#### Objective
Look for "Parse this screenshot: output" in the records below, then copy that line and every line after it, exactly and with nothing added.

#### Material for the task
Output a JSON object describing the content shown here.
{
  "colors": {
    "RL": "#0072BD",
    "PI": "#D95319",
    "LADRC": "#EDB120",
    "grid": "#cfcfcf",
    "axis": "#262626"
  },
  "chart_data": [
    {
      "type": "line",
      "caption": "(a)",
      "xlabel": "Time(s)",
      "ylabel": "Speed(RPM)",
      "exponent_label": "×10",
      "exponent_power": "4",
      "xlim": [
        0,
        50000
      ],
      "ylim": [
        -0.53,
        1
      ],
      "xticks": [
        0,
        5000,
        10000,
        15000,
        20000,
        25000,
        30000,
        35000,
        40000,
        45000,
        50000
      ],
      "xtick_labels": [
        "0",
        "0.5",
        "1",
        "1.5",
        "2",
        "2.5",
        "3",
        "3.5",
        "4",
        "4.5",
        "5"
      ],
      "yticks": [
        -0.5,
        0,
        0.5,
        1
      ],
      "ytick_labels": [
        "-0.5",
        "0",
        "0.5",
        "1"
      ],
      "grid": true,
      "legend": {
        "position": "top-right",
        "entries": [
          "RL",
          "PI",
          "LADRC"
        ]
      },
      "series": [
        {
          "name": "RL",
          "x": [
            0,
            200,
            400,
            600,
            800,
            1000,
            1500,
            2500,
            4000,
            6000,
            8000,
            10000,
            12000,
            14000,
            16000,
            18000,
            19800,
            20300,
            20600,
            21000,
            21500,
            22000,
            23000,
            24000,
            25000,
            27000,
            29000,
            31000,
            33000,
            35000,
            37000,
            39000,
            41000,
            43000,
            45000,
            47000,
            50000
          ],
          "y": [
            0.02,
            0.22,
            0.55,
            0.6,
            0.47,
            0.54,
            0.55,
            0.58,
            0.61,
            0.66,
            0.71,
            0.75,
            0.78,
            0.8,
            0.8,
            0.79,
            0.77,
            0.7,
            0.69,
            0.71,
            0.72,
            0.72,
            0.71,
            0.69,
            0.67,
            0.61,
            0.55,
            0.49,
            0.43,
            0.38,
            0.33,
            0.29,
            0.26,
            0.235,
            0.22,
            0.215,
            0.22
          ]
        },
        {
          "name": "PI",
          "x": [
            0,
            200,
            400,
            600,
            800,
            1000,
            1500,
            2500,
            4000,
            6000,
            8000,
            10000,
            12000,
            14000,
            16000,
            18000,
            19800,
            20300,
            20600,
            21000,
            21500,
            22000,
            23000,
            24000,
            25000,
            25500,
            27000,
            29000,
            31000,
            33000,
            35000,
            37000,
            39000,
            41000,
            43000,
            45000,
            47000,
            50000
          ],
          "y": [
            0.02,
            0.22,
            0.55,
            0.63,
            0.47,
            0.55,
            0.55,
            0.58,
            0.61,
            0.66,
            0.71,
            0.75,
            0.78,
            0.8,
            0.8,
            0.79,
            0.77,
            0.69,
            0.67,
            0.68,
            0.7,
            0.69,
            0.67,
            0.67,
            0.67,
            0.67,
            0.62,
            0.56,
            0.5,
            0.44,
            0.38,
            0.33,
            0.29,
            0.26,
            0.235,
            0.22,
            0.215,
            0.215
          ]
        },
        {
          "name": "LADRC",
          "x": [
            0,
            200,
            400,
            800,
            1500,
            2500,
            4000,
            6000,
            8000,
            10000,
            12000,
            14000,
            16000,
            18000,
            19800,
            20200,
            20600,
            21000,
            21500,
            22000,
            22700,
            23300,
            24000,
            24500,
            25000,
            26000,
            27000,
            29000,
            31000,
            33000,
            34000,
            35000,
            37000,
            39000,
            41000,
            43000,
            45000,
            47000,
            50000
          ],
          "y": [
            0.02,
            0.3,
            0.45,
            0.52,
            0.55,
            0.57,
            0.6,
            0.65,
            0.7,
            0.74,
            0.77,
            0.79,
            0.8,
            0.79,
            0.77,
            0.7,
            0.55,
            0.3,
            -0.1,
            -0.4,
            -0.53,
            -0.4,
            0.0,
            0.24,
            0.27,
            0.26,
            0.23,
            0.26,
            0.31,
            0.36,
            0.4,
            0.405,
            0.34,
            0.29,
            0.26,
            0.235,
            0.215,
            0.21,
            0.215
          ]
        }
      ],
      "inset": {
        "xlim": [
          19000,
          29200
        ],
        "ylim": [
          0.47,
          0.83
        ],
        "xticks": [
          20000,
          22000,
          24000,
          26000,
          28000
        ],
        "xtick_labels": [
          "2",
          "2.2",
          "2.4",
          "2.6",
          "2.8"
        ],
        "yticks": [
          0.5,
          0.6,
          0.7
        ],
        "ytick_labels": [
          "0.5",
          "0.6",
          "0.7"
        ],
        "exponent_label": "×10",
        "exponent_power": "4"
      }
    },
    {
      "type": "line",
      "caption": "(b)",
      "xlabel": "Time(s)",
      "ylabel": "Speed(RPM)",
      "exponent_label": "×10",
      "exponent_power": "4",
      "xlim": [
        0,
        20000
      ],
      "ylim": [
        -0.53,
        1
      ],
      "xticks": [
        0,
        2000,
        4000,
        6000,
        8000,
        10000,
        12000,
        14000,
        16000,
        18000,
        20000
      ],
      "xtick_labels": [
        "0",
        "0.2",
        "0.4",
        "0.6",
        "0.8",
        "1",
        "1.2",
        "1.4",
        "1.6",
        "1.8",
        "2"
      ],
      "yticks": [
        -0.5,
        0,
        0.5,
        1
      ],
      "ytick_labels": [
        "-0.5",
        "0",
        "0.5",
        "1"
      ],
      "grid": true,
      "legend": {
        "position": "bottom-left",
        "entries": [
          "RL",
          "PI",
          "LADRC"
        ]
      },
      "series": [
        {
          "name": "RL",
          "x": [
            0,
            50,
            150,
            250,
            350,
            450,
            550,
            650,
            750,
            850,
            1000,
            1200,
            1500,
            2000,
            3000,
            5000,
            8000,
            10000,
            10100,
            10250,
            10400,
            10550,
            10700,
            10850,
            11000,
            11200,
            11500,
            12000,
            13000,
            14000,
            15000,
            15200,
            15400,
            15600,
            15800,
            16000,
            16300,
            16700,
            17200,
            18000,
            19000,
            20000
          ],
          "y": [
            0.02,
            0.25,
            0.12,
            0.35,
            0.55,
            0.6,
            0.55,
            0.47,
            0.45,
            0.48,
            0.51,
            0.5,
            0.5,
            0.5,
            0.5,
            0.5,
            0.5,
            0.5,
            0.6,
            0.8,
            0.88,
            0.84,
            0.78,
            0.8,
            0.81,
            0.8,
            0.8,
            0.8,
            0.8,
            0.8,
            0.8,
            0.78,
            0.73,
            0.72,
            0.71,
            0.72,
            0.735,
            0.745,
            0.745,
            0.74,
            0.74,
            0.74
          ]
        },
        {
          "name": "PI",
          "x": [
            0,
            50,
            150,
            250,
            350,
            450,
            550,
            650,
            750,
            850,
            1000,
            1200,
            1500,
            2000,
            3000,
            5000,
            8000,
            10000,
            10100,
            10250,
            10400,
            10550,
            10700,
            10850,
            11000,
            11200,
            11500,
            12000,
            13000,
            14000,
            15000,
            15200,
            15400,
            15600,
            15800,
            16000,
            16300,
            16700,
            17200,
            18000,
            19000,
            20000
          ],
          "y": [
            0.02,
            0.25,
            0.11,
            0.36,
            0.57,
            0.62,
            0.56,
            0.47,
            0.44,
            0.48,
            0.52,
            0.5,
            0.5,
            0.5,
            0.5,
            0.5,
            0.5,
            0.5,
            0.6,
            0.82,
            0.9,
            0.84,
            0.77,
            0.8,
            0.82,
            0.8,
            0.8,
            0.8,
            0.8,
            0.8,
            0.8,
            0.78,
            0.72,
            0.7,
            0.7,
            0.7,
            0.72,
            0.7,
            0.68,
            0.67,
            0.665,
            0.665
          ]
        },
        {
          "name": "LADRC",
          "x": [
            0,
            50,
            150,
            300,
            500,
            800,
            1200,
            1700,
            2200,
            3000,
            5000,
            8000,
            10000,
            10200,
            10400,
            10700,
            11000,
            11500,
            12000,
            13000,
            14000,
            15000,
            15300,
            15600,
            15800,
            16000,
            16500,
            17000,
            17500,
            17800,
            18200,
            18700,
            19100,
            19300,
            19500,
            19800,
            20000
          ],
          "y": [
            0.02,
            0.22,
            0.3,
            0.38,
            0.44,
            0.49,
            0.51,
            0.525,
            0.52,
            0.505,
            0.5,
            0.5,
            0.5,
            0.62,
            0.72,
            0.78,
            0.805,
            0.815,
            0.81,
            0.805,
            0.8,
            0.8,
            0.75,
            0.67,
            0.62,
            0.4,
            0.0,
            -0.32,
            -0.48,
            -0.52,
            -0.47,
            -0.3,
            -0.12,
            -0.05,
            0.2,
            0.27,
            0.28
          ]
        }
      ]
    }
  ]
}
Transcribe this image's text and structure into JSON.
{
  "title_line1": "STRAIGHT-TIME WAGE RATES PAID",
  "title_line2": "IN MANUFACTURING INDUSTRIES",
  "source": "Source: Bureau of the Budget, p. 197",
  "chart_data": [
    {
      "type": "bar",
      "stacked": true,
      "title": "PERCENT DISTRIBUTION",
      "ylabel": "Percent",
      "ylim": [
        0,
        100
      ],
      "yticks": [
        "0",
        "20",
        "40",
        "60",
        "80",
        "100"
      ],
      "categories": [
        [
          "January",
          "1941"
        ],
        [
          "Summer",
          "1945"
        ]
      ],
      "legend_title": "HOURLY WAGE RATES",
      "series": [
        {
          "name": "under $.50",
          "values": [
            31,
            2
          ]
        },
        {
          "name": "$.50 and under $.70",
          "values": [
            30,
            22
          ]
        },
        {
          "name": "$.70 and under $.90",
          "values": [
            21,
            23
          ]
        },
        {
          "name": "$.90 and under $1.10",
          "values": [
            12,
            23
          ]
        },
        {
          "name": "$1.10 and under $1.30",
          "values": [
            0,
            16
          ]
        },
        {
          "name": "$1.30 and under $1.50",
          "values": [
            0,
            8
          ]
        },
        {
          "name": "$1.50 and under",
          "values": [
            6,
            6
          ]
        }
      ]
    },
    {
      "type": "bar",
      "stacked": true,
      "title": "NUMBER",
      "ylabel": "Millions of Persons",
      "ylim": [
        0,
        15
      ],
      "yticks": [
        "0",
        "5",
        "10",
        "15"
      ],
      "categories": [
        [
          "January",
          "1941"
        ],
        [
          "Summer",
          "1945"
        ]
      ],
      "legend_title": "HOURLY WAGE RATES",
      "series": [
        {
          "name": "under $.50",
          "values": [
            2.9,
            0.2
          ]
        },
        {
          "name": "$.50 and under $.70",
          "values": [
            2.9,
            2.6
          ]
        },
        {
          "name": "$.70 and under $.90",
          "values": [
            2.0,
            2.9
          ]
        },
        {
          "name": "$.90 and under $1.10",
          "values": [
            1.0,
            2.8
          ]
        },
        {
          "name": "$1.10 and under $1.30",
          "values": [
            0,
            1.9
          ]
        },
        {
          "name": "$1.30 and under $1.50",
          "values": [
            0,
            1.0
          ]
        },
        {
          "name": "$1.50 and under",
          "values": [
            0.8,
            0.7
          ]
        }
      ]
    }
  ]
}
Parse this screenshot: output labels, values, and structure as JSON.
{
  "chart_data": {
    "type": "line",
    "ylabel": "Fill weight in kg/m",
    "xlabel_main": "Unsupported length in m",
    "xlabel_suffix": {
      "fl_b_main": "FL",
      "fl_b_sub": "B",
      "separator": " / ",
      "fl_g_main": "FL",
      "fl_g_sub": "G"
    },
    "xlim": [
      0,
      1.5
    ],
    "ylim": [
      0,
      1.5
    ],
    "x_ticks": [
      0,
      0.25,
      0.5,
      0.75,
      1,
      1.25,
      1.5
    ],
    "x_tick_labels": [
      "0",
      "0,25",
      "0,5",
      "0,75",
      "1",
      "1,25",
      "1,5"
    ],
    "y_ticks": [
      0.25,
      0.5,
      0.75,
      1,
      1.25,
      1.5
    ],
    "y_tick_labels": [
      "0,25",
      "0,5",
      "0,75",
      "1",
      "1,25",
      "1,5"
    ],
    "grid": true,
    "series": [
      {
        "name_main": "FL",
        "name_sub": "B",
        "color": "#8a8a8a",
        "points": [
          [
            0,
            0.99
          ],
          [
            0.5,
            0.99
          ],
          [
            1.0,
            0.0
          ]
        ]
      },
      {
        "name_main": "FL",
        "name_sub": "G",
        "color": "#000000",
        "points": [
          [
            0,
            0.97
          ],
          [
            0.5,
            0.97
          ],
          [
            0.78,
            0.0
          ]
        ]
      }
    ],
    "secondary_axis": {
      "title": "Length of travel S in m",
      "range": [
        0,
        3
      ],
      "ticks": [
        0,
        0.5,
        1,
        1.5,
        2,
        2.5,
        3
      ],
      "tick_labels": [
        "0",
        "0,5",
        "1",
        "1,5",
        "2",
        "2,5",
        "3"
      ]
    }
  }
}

#### Expected answer
Parse this screenshot: output labels, values, and structure as JSON.
{
  "chart_data": {
    "type": "line",
    "ylabel": "Fill weight in kg/m",
    "xlabel_main": "Unsupported length in m",
    "xlabel_suffix": {
      "fl_b_main": "FL",
      "fl_b_sub": "B",
      "separator": " / ",
      "fl_g_main": "FL",
      "fl_g_sub": "G"
    },
    "xlim": [
      0,
      1.5
    ],
    "ylim": [
      0,
      1.5
    ],
    "x_ticks": [
      0,
      0.25,
      0.5,
      0.75,
      1,
      1.25,
      1.5
    ],
    "x_tick_labels": [
      "0",
      "0,25",
      "0,5",
      "0,75",
      "1",
      "1,25",
      "1,5"
    ],
    "y_ticks": [
      0.25,
      0.5,
      0.75,
      1,
      1.25,
      1.5
    ],
    "y_tick_labels": [
      "0,25",
      "0,5",
      "0,75",
      "1",
      "1,25",
      "1,5"
    ],
    "grid": true,
    "series": [
      {
        "name_main": "FL",
        "name_sub": "B",
        "color": "#8a8a8a",
        "points": [
          [
            0,
            0.99
          ],
          [
            0.5,
            0.99
          ],
          [
            1.0,
            0.0
          ]
        ]
      },
      {
        "name_main": "FL",
        "name_sub": "G",
        "color": "#000000",
        "points": [
          [
            0,
            0.97
          ],
          [
            0.5,
            0.97
          ],
          [
            0.78,
            0.0
          ]
        ]
      }
    ],
    "secondary_axis": {
      "title": "Length of travel S in m",
      "range": [
        0,
        3
      ],
      "ticks": [
        0,
        0.5,
        1,
        1.5,
        2,
        2.5,
        3
      ],
      "tick_labels": [
        "0",
        "0,5",
        "1",
        "1,5",
        "2",
        "2,5",
        "3"
      ]
    }
  }
}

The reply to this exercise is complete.